══ DATA PROVIDED ══

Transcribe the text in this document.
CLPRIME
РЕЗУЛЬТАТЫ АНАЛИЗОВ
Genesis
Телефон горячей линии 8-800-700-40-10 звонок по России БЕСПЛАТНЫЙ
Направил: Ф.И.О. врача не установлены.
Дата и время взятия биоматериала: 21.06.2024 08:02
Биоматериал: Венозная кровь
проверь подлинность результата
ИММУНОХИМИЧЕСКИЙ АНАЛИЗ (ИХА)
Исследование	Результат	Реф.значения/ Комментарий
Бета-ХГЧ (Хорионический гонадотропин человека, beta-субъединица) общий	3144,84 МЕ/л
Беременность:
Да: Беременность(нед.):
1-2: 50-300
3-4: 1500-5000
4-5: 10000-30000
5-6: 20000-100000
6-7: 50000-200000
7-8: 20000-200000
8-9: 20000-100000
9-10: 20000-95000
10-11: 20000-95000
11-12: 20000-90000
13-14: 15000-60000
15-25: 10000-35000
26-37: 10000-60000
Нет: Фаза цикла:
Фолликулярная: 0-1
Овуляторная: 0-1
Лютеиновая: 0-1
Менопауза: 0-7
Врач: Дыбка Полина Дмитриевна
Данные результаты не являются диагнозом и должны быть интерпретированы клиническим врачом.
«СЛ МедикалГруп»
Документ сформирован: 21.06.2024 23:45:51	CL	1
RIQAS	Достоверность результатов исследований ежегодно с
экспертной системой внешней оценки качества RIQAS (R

═══

• **DESCRIPTION OF THE TASK**
Nothing in the entries may change. Retype them all.

• **RESULT FOR THIS EXERCISE**
Transcribe the text in this document.
CLPRIME
РЕЗУЛЬТАТЫ АНАЛИЗОВ
Genesis
Телефон горячей линии 8-800-700-40-10 звонок по России БЕСПЛАТНЫЙ
Направил: Ф.И.О. врача не установлены.
Дата и время взятия биоматериала: 21.06.2024 08:02
Биоматериал: Венозная кровь
проверь подлинность результата
ИММУНОХИМИЧЕСКИЙ АНАЛИЗ (ИХА)
Исследование	Результат	Реф.значения/ Комментарий
Бета-ХГЧ (Хорионический гонадотропин человека, beta-субъединица) общий	3144,84 МЕ/л
Беременность:
Да: Беременность(нед.):
1-2: 50-300
3-4: 1500-5000
4-5: 10000-30000
5-6: 20000-100000
6-7: 50000-200000
7-8: 20000-200000
8-9: 20000-100000
9-10: 20000-95000
10-11: 20000-95000
11-12: 20000-90000
13-14: 15000-60000
15-25: 10000-35000
26-37: 10000-60000
Нет: Фаза цикла:
Фолликулярная: 0-1
Овуляторная: 0-1
Лютеиновая: 0-1
Менопауза: 0-7
Врач: Дыбка Полина Дмитриевна
Данные результаты не являются диагнозом и должны быть интерпретированы клиническим врачом.
«СЛ МедикалГруп»
Документ сформирован: 21.06.2024 23:45:51	CL	1
RIQAS	Достоверность результатов исследований ежегодно с
экспертной системой внешней оценки качества RIQAS (R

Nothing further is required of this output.